> [Goal]: Your task is to repeat the listing exactly.
* start Exercise input *
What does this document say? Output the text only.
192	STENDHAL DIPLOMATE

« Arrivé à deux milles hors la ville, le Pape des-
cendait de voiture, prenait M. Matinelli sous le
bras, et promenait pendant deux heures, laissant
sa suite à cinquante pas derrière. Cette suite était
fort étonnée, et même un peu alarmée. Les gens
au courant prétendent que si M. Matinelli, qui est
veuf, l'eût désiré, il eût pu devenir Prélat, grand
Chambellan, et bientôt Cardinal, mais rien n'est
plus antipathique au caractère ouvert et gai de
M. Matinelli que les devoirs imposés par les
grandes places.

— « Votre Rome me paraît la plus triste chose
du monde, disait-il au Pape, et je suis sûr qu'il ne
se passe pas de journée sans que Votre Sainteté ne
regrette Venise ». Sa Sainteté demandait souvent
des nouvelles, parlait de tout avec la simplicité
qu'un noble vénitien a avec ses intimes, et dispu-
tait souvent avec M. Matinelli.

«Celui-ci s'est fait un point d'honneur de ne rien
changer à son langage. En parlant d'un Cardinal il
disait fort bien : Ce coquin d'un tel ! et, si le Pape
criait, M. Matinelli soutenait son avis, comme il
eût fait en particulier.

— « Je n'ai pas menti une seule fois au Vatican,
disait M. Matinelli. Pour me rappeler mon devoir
* end Exercise input *
> [Full response]:
What does this document say? Output the text only.
192	STENDHAL DIPLOMATE

« Arrivé à deux milles hors la ville, le Pape des-
cendait de voiture, prenait M. Matinelli sous le
bras, et promenait pendant deux heures, laissant
sa suite à cinquante pas derrière. Cette suite était
fort étonnée, et même un peu alarmée. Les gens
au courant prétendent que si M. Matinelli, qui est
veuf, l'eût désiré, il eût pu devenir Prélat, grand
Chambellan, et bientôt Cardinal, mais rien n'est
plus antipathique au caractère ouvert et gai de
M. Matinelli que les devoirs imposés par les
grandes places.

— « Votre Rome me paraît la plus triste chose
du monde, disait-il au Pape, et je suis sûr qu'il ne
se passe pas de journée sans que Votre Sainteté ne
regrette Venise ». Sa Sainteté demandait souvent
des nouvelles, parlait de tout avec la simplicité
qu'un noble vénitien a avec ses intimes, et dispu-
tait souvent avec M. Matinelli.

«Celui-ci s'est fait un point d'honneur de ne rien
changer à son langage. En parlant d'un Cardinal il
disait fort bien : Ce coquin d'un tel ! et, si le Pape
criait, M. Matinelli soutenait son avis, comme il
eût fait en particulier.

— « Je n'ai pas menti une seule fois au Vatican,
disait M. Matinelli. Pour me rappeler mon devoir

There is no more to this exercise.